# [Set task]
Restate the entries below verbatim.

# [Material provided]
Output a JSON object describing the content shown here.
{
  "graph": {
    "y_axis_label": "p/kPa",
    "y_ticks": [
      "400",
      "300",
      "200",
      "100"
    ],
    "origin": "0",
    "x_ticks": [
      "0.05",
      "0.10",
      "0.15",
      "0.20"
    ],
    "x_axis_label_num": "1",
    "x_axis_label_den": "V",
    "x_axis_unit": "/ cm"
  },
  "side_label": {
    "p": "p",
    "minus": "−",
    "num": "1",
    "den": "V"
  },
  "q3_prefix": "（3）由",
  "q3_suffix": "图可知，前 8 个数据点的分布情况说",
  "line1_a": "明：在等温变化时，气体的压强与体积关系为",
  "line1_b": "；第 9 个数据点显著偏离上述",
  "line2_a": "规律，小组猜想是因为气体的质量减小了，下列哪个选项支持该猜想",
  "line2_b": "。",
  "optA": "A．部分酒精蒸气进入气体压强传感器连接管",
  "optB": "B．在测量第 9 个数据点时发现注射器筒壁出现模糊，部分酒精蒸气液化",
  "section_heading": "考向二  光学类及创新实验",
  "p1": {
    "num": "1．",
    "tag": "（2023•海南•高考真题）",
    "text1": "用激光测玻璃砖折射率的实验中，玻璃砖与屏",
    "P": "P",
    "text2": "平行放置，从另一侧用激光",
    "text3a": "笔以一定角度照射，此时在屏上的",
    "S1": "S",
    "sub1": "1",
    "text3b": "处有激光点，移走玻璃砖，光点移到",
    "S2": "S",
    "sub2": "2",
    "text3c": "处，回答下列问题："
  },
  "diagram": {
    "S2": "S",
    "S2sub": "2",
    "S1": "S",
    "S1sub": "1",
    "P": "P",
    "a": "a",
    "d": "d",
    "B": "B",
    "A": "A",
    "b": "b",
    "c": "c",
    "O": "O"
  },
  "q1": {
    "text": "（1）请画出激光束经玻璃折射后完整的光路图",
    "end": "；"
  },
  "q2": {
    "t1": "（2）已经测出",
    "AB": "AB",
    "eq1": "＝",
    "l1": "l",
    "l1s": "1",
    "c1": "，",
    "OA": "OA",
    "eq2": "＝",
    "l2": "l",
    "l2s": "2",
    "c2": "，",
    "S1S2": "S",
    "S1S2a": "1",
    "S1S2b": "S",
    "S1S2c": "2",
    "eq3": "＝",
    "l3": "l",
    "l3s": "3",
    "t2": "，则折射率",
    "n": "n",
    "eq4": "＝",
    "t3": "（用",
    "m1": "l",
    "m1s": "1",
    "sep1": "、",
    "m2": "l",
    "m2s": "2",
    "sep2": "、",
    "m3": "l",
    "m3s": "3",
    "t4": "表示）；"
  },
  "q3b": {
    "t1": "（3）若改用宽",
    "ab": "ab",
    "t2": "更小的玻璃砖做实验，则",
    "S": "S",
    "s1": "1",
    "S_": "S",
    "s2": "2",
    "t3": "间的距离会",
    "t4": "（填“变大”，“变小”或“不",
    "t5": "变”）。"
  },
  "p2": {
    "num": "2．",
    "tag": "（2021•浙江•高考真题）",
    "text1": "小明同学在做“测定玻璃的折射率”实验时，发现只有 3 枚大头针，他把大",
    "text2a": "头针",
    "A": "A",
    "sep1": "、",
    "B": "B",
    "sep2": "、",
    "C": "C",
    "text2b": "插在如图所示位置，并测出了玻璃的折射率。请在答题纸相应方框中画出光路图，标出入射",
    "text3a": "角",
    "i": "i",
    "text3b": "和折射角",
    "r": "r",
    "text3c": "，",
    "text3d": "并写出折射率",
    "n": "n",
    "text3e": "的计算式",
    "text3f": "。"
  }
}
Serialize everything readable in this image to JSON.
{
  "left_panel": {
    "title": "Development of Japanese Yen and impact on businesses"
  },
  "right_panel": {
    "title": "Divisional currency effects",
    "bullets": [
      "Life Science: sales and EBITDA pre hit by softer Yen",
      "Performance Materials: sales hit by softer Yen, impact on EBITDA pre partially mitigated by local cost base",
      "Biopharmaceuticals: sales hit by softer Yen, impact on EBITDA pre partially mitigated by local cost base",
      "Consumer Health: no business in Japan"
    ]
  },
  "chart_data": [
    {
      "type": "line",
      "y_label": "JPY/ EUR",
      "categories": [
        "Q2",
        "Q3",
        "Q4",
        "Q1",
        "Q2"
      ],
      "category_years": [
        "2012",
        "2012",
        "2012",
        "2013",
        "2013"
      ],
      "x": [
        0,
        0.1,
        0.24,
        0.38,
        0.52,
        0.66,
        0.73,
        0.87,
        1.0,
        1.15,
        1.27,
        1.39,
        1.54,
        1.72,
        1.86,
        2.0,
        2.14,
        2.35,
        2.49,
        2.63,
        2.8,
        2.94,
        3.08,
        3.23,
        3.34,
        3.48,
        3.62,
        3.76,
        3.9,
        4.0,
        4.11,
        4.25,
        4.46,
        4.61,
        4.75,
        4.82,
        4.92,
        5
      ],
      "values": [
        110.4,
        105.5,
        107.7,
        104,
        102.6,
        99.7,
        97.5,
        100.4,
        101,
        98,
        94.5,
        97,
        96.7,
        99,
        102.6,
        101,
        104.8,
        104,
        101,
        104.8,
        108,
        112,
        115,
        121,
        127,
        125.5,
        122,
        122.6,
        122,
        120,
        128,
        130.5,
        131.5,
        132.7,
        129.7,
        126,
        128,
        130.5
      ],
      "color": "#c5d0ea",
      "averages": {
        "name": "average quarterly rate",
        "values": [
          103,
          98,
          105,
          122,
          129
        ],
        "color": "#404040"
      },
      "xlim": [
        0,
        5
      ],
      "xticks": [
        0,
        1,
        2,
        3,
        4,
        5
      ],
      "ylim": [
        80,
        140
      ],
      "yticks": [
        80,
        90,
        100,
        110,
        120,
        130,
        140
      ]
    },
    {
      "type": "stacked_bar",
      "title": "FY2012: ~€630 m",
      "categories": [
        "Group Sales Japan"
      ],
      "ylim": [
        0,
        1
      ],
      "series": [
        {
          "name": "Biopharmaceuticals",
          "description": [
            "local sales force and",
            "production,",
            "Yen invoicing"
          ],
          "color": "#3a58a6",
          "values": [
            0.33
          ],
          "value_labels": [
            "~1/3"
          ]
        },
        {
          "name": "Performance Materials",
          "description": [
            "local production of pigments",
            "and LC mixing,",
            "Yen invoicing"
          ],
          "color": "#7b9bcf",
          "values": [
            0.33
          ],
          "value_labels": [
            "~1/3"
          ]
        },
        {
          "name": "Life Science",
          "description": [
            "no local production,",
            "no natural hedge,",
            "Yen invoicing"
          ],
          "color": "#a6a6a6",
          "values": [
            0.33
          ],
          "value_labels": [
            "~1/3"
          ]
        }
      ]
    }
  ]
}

# [Answer below]
Output a JSON object describing the content shown here.
{
  "graph": {
    "y_axis_label": "p/kPa",
    "y_ticks": [
      "400",
      "300",
      "200",
      "100"
    ],
    "origin": "0",
    "x_ticks": [
      "0.05",
      "0.10",
      "0.15",
      "0.20"
    ],
    "x_axis_label_num": "1",
    "x_axis_label_den": "V",
    "x_axis_unit": "/ cm"
  },
  "side_label": {
    "p": "p",
    "minus": "−",
    "num": "1",
    "den": "V"
  },
  "q3_prefix": "（3）由",
  "q3_suffix": "图可知，前 8 个数据点的分布情况说",
  "line1_a": "明：在等温变化时，气体的压强与体积关系为",
  "line1_b": "；第 9 个数据点显著偏离上述",
  "line2_a": "规律，小组猜想是因为气体的质量减小了，下列哪个选项支持该猜想",
  "line2_b": "。",
  "optA": "A．部分酒精蒸气进入气体压强传感器连接管",
  "optB": "B．在测量第 9 个数据点时发现注射器筒壁出现模糊，部分酒精蒸气液化",
  "section_heading": "考向二  光学类及创新实验",
  "p1": {
    "num": "1．",
    "tag": "（2023•海南•高考真题）",
    "text1": "用激光测玻璃砖折射率的实验中，玻璃砖与屏",
    "P": "P",
    "text2": "平行放置，从另一侧用激光",
    "text3a": "笔以一定角度照射，此时在屏上的",
    "S1": "S",
    "sub1": "1",
    "text3b": "处有激光点，移走玻璃砖，光点移到",
    "S2": "S",
    "sub2": "2",
    "text3c": "处，回答下列问题："
  },
  "diagram": {
    "S2": "S",
    "S2sub": "2",
    "S1": "S",
    "S1sub": "1",
    "P": "P",
    "a": "a",
    "d": "d",
    "B": "B",
    "A": "A",
    "b": "b",
    "c": "c",
    "O": "O"
  },
  "q1": {
    "text": "（1）请画出激光束经玻璃折射后完整的光路图",
    "end": "；"
  },
  "q2": {
    "t1": "（2）已经测出",
    "AB": "AB",
    "eq1": "＝",
    "l1": "l",
    "l1s": "1",
    "c1": "，",
    "OA": "OA",
    "eq2": "＝",
    "l2": "l",
    "l2s": "2",
    "c2": "，",
    "S1S2": "S",
    "S1S2a": "1",
    "S1S2b": "S",
    "S1S2c": "2",
    "eq3": "＝",
    "l3": "l",
    "l3s": "3",
    "t2": "，则折射率",
    "n": "n",
    "eq4": "＝",
    "t3": "（用",
    "m1": "l",
    "m1s": "1",
    "sep1": "、",
    "m2": "l",
    "m2s": "2",
    "sep2": "、",
    "m3": "l",
    "m3s": "3",
    "t4": "表示）；"
  },
  "q3b": {
    "t1": "（3）若改用宽",
    "ab": "ab",
    "t2": "更小的玻璃砖做实验，则",
    "S": "S",
    "s1": "1",
    "S_": "S",
    "s2": "2",
    "t3": "间的距离会",
    "t4": "（填“变大”，“变小”或“不",
    "t5": "变”）。"
  },
  "p2": {
    "num": "2．",
    "tag": "（2021•浙江•高考真题）",
    "text1": "小明同学在做“测定玻璃的折射率”实验时，发现只有 3 枚大头针，他把大",
    "text2a": "头针",
    "A": "A",
    "sep1": "、",
    "B": "B",
    "sep2": "、",
    "C": "C",
    "text2b": "插在如图所示位置，并测出了玻璃的折射率。请在答题纸相应方框中画出光路图，标出入射",
    "text3a": "角",
    "i": "i",
    "text3b": "和折射角",
    "r": "r",
    "text3c": "，",
    "text3d": "并写出折射率",
    "n": "n",
    "text3e": "的计算式",
    "text3f": "。"
  }
}
Serialize everything readable in this image to JSON.
{
  "left_panel": {
    "title": "Development of Japanese Yen and impact on businesses"
  },
  "right_panel": {
    "title": "Divisional currency effects",
    "bullets": [
      "Life Science: sales and EBITDA pre hit by softer Yen",
      "Performance Materials: sales hit by softer Yen, impact on EBITDA pre partially mitigated by local cost base",
      "Biopharmaceuticals: sales hit by softer Yen, impact on EBITDA pre partially mitigated by local cost base",
      "Consumer Health: no business in Japan"
    ]
  },
  "chart_data": [
    {
      "type": "line",
      "y_label": "JPY/ EUR",
      "categories": [
        "Q2",
        "Q3",
        "Q4",
        "Q1",
        "Q2"
      ],
      "category_years": [
        "2012",
        "2012",
        "2012",
        "2013",
        "2013"
      ],
      "x": [
        0,
        0.1,
        0.24,
        0.38,
        0.52,
        0.66,
        0.73,
        0.87,
        1.0,
        1.15,
        1.27,
        1.39,
        1.54,
        1.72,
        1.86,
        2.0,
        2.14,
        2.35,
        2.49,
        2.63,
        2.8,
        2.94,
        3.08,
        3.23,
        3.34,
        3.48,
        3.62,
        3.76,
        3.9,
        4.0,
        4.11,
        4.25,
        4.46,
        4.61,
        4.75,
        4.82,
        4.92,
        5
      ],
      "values": [
        110.4,
        105.5,
        107.7,
        104,
        102.6,
        99.7,
        97.5,
        100.4,
        101,
        98,
        94.5,
        97,
        96.7,
        99,
        102.6,
        101,
        104.8,
        104,
        101,
        104.8,
        108,
        112,
        115,
        121,
        127,
        125.5,
        122,
        122.6,
        122,
        120,
        128,
        130.5,
        131.5,
        132.7,
        129.7,
        126,
        128,
        130.5
      ],
      "color": "#c5d0ea",
      "averages": {
        "name": "average quarterly rate",
        "values": [
          103,
          98,
          105,
          122,
          129
        ],
        "color": "#404040"
      },
      "xlim": [
        0,
        5
      ],
      "xticks": [
        0,
        1,
        2,
        3,
        4,
        5
      ],
      "ylim": [
        80,
        140
      ],
      "yticks": [
        80,
        90,
        100,
        110,
        120,
        130,
        140
      ]
    },
    {
      "type": "stacked_bar",
      "title": "FY2012: ~€630 m",
      "categories": [
        "Group Sales Japan"
      ],
      "ylim": [
        0,
        1
      ],
      "series": [
        {
          "name": "Biopharmaceuticals",
          "description": [
            "local sales force and",
            "production,",
            "Yen invoicing"
          ],
          "color": "#3a58a6",
          "values": [
            0.33
          ],
          "value_labels": [
            "~1/3"
          ]
        },
        {
          "name": "Performance Materials",
          "description": [
            "local production of pigments",
            "and LC mixing,",
            "Yen invoicing"
          ],
          "color": "#7b9bcf",
          "values": [
            0.33
          ],
          "value_labels": [
            "~1/3"
          ]
        },
        {
          "name": "Life Science",
          "description": [
            "no local production,",
            "no natural hedge,",
            "Yen invoicing"
          ],
          "color": "#a6a6a6",
          "values": [
            0.33
          ],
          "value_labels": [
            "~1/3"
          ]
        }
      ]
    }
  ]
}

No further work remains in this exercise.